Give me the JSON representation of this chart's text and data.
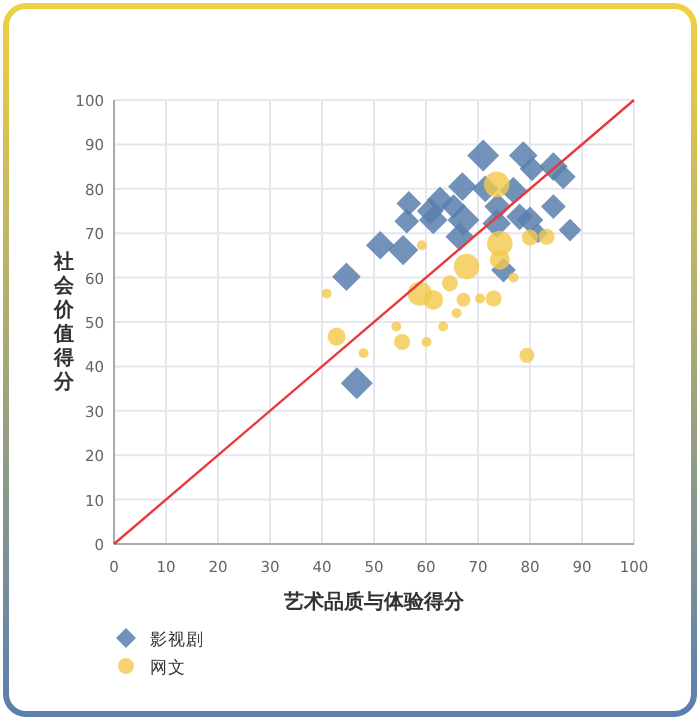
{
  "chart_data": {
    "type": "bubble",
    "xlabel": "艺术品质与体验得分",
    "ylabel": "社会价值得分",
    "xlim": [
      0,
      100
    ],
    "ylim": [
      0,
      100
    ],
    "xticks": [
      0,
      10,
      20,
      30,
      40,
      50,
      60,
      70,
      80,
      90,
      100
    ],
    "yticks": [
      0,
      10,
      20,
      30,
      40,
      50,
      60,
      70,
      80,
      90,
      100
    ],
    "grid": true,
    "legend": "bottom left",
    "series": [
      {
        "name": "影视剧",
        "color": "#5b7fae",
        "marker": "diamond",
        "x": [
          71,
          78.7,
          84.5,
          86.4,
          80.4,
          67,
          71.4,
          62.7,
          56.7,
          60.8,
          65.3,
          76.8,
          73.8,
          78,
          56.3,
          61.4,
          67.2,
          73.6,
          80,
          84.5,
          87.7,
          66.5,
          51.2,
          55.6,
          44.7,
          74.9,
          46.7,
          81.5
        ],
        "values": [
          87.5,
          87.5,
          85,
          82.7,
          84.5,
          80.5,
          80,
          77.5,
          76.7,
          75,
          76,
          79.7,
          76,
          73.7,
          72.7,
          73,
          73,
          72.2,
          73,
          76,
          70.7,
          69.2,
          67.3,
          66.2,
          60.2,
          61.7,
          36.2,
          70
        ],
        "sizes": [
          1,
          0.8,
          0.8,
          0.6,
          0.6,
          0.8,
          0.7,
          0.7,
          0.6,
          0.7,
          0.6,
          0.7,
          0.7,
          0.7,
          0.6,
          0.8,
          1,
          0.8,
          0.7,
          0.6,
          0.5,
          0.8,
          0.8,
          0.9,
          0.8,
          0.6,
          1,
          0.4
        ]
      },
      {
        "name": "网文",
        "color": "#f2c94c",
        "marker": "circle",
        "x": [
          73.6,
          74.2,
          80,
          83.2,
          67.8,
          59.2,
          40.9,
          74.2,
          58.8,
          61.4,
          64.6,
          73,
          67.2,
          42.8,
          55.4,
          60.1,
          79.4,
          48,
          65.9,
          70.4,
          54.3,
          63.3,
          76.8
        ],
        "values": [
          81,
          67.7,
          69,
          69.2,
          62.5,
          67.3,
          56.4,
          64,
          56.4,
          55,
          58.7,
          55.3,
          55,
          46.7,
          45.5,
          45.5,
          42.5,
          43,
          52,
          55.3,
          49,
          49,
          60
        ],
        "sizes": [
          1,
          1,
          0.4,
          0.4,
          1,
          0.15,
          0.15,
          0.6,
          0.9,
          0.6,
          0.4,
          0.4,
          0.3,
          0.5,
          0.4,
          0.15,
          0.35,
          0.15,
          0.15,
          0.15,
          0.15,
          0.15,
          0.15
        ]
      },
      {
        "type": "line",
        "color": "#e8383d",
        "x": [
          0,
          100
        ],
        "values": [
          0,
          100
        ]
      }
    ]
  }
}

______________________________

## What the task asks:
Write the entries above out again exactly, but not the pictures.

## Solution for this exercise:
Give me the JSON representation of this chart's text and data.
{
  "chart_data": {
    "type": "bubble",
    "xlabel": "艺术品质与体验得分",
    "ylabel": "社会价值得分",
    "xlim": [
      0,
      100
    ],
    "ylim": [
      0,
      100
    ],
    "xticks": [
      0,
      10,
      20,
      30,
      40,
      50,
      60,
      70,
      80,
      90,
      100
    ],
    "yticks": [
      0,
      10,
      20,
      30,
      40,
      50,
      60,
      70,
      80,
      90,
      100
    ],
    "grid": true,
    "legend": "bottom left",
    "series": [
      {
        "name": "影视剧",
        "color": "#5b7fae",
        "marker": "diamond",
        "x": [
          71,
          78.7,
          84.5,
          86.4,
          80.4,
          67,
          71.4,
          62.7,
          56.7,
          60.8,
          65.3,
          76.8,
          73.8,
          78,
          56.3,
          61.4,
          67.2,
          73.6,
          80,
          84.5,
          87.7,
          66.5,
          51.2,
          55.6,
          44.7,
          74.9,
          46.7,
          81.5
        ],
        "values": [
          87.5,
          87.5,
          85,
          82.7,
          84.5,
          80.5,
          80,
          77.5,
          76.7,
          75,
          76,
          79.7,
          76,
          73.7,
          72.7,
          73,
          73,
          72.2,
          73,
          76,
          70.7,
          69.2,
          67.3,
          66.2,
          60.2,
          61.7,
          36.2,
          70
        ],
        "sizes": [
          1,
          0.8,
          0.8,
          0.6,
          0.6,
          0.8,
          0.7,
          0.7,
          0.6,
          0.7,
          0.6,
          0.7,
          0.7,
          0.7,
          0.6,
          0.8,
          1,
          0.8,
          0.7,
          0.6,
          0.5,
          0.8,
          0.8,
          0.9,
          0.8,
          0.6,
          1,
          0.4
        ]
      },
      {
        "name": "网文",
        "color": "#f2c94c",
        "marker": "circle",
        "x": [
          73.6,
          74.2,
          80,
          83.2,
          67.8,
          59.2,
          40.9,
          74.2,
          58.8,
          61.4,
          64.6,
          73,
          67.2,
          42.8,
          55.4,
          60.1,
          79.4,
          48,
          65.9,
          70.4,
          54.3,
          63.3,
          76.8
        ],
        "values": [
          81,
          67.7,
          69,
          69.2,
          62.5,
          67.3,
          56.4,
          64,
          56.4,
          55,
          58.7,
          55.3,
          55,
          46.7,
          45.5,
          45.5,
          42.5,
          43,
          52,
          55.3,
          49,
          49,
          60
        ],
        "sizes": [
          1,
          1,
          0.4,
          0.4,
          1,
          0.15,
          0.15,
          0.6,
          0.9,
          0.6,
          0.4,
          0.4,
          0.3,
          0.5,
          0.4,
          0.15,
          0.35,
          0.15,
          0.15,
          0.15,
          0.15,
          0.15,
          0.15
        ]
      },
      {
        "type": "line",
        "color": "#e8383d",
        "x": [
          0,
          100
        ],
        "values": [
          0,
          100
        ]
      }
    ]
  }
}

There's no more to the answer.